Items from a figure collection:
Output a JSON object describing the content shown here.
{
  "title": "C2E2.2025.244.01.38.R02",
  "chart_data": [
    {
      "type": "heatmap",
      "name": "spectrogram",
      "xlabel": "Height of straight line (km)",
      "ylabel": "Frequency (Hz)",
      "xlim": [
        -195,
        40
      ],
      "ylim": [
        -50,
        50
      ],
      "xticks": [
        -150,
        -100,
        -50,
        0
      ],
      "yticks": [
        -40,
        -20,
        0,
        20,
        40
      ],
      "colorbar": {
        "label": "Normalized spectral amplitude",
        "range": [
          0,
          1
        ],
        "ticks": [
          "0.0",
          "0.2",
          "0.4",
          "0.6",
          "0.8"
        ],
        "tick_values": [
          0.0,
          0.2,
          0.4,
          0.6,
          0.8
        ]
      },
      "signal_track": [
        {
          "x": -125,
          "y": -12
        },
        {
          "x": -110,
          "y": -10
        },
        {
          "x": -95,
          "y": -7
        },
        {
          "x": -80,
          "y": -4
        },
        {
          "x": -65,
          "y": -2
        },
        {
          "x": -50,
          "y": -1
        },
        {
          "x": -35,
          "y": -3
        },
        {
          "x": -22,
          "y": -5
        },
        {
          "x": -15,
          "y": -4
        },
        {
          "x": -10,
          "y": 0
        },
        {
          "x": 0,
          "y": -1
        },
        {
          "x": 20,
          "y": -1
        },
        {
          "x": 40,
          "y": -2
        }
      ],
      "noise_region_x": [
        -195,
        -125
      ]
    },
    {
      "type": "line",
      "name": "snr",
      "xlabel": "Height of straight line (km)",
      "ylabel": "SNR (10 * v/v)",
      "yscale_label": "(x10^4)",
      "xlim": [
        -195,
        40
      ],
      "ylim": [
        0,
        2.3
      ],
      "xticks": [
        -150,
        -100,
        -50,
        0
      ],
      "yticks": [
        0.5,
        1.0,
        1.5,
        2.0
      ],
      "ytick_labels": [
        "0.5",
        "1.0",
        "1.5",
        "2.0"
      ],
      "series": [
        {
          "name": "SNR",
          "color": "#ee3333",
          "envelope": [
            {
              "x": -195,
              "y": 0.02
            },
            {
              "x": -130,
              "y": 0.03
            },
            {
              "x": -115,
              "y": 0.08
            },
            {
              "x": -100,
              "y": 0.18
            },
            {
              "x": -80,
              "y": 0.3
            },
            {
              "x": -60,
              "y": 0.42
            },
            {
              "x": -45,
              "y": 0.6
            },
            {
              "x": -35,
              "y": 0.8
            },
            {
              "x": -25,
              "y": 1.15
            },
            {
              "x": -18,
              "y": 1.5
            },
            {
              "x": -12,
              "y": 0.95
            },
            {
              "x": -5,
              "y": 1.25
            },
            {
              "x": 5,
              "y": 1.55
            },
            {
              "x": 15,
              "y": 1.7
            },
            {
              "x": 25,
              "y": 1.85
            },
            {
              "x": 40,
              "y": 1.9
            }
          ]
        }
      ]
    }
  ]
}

**Set task**
Emit the records above again, exactly, with no line skipped.

**Result of this task**
Output a JSON object describing the content shown here.
{
  "title": "C2E2.2025.244.01.38.R02",
  "chart_data": [
    {
      "type": "heatmap",
      "name": "spectrogram",
      "xlabel": "Height of straight line (km)",
      "ylabel": "Frequency (Hz)",
      "xlim": [
        -195,
        40
      ],
      "ylim": [
        -50,
        50
      ],
      "xticks": [
        -150,
        -100,
        -50,
        0
      ],
      "yticks": [
        -40,
        -20,
        0,
        20,
        40
      ],
      "colorbar": {
        "label": "Normalized spectral amplitude",
        "range": [
          0,
          1
        ],
        "ticks": [
          "0.0",
          "0.2",
          "0.4",
          "0.6",
          "0.8"
        ],
        "tick_values": [
          0.0,
          0.2,
          0.4,
          0.6,
          0.8
        ]
      },
      "signal_track": [
        {
          "x": -125,
          "y": -12
        },
        {
          "x": -110,
          "y": -10
        },
        {
          "x": -95,
          "y": -7
        },
        {
          "x": -80,
          "y": -4
        },
        {
          "x": -65,
          "y": -2
        },
        {
          "x": -50,
          "y": -1
        },
        {
          "x": -35,
          "y": -3
        },
        {
          "x": -22,
          "y": -5
        },
        {
          "x": -15,
          "y": -4
        },
        {
          "x": -10,
          "y": 0
        },
        {
          "x": 0,
          "y": -1
        },
        {
          "x": 20,
          "y": -1
        },
        {
          "x": 40,
          "y": -2
        }
      ],
      "noise_region_x": [
        -195,
        -125
      ]
    },
    {
      "type": "line",
      "name": "snr",
      "xlabel": "Height of straight line (km)",
      "ylabel": "SNR (10 * v/v)",
      "yscale_label": "(x10^4)",
      "xlim": [
        -195,
        40
      ],
      "ylim": [
        0,
        2.3
      ],
      "xticks": [
        -150,
        -100,
        -50,
        0
      ],
      "yticks": [
        0.5,
        1.0,
        1.5,
        2.0
      ],
      "ytick_labels": [
        "0.5",
        "1.0",
        "1.5",
        "2.0"
      ],
      "series": [
        {
          "name": "SNR",
          "color": "#ee3333",
          "envelope": [
            {
              "x": -195,
              "y": 0.02
            },
            {
              "x": -130,
              "y": 0.03
            },
            {
              "x": -115,
              "y": 0.08
            },
            {
              "x": -100,
              "y": 0.18
            },
            {
              "x": -80,
              "y": 0.3
            },
            {
              "x": -60,
              "y": 0.42
            },
            {
              "x": -45,
              "y": 0.6
            },
            {
              "x": -35,
              "y": 0.8
            },
            {
              "x": -25,
              "y": 1.15
            },
            {
              "x": -18,
              "y": 1.5
            },
            {
              "x": -12,
              "y": 0.95
            },
            {
              "x": -5,
              "y": 1.25
            },
            {
              "x": 5,
              "y": 1.55
            },
            {
              "x": 15,
              "y": 1.7
            },
            {
              "x": 25,
              "y": 1.85
            },
            {
              "x": 40,
              "y": 1.9
            }
          ]
        }
      ]
    }
  ]
}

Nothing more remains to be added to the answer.